Exercise directions: Look over the entries that follow and work out how many lines contain "name". State the number only.

Extracted records:
........

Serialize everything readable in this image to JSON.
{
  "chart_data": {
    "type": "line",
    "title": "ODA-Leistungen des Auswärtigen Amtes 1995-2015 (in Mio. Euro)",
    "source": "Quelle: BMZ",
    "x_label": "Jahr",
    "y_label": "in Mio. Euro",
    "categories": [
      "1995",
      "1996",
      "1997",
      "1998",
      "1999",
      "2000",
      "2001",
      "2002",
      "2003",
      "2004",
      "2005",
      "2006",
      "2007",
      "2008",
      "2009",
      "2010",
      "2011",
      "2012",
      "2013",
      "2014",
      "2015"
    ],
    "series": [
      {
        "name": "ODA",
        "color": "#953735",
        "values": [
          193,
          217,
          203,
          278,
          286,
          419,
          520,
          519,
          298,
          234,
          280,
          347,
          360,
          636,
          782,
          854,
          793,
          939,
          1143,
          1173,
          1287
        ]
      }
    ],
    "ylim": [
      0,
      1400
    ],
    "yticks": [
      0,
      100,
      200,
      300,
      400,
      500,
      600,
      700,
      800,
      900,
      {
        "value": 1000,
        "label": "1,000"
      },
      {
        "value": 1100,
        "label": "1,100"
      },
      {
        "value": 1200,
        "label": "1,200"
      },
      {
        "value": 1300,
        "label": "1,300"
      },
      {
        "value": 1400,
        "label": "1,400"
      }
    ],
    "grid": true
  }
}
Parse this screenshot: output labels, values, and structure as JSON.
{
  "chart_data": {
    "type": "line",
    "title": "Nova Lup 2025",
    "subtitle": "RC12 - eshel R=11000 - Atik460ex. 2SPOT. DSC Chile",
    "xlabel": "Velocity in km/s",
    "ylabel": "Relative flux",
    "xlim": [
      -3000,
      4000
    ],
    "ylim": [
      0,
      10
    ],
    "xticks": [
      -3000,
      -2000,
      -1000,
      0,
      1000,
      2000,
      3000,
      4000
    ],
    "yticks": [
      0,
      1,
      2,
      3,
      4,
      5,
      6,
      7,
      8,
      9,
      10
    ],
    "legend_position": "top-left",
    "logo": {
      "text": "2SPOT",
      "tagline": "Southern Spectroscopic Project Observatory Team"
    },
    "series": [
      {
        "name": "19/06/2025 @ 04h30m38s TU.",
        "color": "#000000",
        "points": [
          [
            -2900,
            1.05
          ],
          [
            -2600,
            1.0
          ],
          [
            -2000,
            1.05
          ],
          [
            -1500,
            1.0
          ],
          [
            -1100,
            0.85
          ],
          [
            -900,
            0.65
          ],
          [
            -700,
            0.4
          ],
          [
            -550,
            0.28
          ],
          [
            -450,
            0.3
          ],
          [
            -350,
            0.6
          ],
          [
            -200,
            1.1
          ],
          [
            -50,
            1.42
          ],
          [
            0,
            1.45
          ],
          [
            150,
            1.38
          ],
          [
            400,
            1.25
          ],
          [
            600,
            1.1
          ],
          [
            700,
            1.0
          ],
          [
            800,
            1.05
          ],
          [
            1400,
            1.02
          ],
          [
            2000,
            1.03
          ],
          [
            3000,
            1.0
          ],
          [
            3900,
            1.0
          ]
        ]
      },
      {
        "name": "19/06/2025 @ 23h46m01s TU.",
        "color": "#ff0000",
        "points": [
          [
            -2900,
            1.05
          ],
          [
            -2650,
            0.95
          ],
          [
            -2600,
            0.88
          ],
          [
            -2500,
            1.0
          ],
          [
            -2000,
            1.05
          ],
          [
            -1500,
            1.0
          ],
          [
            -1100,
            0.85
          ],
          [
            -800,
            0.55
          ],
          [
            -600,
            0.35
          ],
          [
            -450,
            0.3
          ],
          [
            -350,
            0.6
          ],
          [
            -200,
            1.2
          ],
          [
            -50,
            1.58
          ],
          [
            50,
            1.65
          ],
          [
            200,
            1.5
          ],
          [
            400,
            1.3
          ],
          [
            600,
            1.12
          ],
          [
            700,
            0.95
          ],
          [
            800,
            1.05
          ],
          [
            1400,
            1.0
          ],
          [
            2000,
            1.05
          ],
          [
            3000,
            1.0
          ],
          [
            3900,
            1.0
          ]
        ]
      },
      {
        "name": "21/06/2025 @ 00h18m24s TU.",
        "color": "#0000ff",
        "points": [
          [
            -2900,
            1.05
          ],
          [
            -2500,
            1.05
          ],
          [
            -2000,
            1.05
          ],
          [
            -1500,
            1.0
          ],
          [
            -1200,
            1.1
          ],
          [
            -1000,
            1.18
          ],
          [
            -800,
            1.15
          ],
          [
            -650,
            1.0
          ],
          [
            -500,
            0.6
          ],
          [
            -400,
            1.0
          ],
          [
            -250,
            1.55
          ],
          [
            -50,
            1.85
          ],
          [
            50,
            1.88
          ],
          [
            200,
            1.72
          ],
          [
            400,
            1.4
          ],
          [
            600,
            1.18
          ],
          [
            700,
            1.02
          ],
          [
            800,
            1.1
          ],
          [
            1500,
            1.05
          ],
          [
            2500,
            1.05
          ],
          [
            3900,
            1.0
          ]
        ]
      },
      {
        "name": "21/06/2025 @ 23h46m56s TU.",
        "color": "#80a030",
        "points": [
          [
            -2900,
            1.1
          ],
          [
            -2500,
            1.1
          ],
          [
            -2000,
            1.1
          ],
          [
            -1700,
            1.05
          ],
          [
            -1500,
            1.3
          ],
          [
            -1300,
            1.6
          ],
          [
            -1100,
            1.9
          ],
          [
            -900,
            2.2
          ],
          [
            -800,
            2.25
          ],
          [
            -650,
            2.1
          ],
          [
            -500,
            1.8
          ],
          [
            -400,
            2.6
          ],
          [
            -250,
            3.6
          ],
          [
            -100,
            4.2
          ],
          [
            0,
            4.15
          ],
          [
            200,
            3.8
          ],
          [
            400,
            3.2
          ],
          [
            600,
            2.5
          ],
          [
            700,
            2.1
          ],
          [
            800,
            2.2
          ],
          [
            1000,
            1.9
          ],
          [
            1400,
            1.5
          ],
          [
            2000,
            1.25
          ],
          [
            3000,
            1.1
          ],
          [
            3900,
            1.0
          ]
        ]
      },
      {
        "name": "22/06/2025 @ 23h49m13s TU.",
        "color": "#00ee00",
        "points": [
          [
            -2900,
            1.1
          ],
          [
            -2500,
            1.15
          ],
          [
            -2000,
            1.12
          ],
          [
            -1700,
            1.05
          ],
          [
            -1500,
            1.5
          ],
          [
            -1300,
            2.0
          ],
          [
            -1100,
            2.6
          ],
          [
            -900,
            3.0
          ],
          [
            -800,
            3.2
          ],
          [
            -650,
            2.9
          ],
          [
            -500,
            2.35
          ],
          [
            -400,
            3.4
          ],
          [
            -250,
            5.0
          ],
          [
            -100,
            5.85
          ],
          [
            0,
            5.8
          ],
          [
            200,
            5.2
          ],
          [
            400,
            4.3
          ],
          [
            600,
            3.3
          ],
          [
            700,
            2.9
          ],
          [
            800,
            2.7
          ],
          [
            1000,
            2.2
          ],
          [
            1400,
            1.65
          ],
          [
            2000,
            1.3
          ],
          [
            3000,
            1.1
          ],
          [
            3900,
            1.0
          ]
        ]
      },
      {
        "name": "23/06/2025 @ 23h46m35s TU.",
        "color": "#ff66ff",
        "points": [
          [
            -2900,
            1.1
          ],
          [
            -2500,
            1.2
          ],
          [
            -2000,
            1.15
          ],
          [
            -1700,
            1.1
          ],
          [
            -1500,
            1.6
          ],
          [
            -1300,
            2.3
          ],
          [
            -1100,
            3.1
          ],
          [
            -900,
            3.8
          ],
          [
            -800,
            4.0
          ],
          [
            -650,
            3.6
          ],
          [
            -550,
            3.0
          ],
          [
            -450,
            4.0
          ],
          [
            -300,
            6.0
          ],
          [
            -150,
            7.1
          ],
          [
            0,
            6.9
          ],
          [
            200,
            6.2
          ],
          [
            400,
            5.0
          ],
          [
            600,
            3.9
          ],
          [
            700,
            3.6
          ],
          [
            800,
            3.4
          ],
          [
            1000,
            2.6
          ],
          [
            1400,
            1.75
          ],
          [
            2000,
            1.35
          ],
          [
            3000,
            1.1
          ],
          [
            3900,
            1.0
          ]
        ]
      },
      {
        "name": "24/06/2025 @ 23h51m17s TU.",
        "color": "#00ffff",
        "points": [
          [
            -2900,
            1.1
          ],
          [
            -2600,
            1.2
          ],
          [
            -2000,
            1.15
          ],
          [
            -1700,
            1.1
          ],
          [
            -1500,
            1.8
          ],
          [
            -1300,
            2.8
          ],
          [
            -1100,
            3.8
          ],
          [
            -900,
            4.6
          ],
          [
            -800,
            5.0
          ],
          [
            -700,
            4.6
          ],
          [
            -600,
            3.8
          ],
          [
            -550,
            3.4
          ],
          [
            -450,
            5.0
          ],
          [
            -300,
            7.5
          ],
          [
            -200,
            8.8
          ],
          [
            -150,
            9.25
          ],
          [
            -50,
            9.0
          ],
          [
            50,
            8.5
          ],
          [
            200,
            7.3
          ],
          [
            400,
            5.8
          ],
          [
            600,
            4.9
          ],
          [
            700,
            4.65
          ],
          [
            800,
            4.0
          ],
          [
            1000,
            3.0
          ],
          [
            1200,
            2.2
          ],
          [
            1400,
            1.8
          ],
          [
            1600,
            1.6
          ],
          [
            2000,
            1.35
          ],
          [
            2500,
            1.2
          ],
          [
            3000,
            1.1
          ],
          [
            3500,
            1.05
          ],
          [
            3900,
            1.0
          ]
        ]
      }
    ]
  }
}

........

Written answer: 8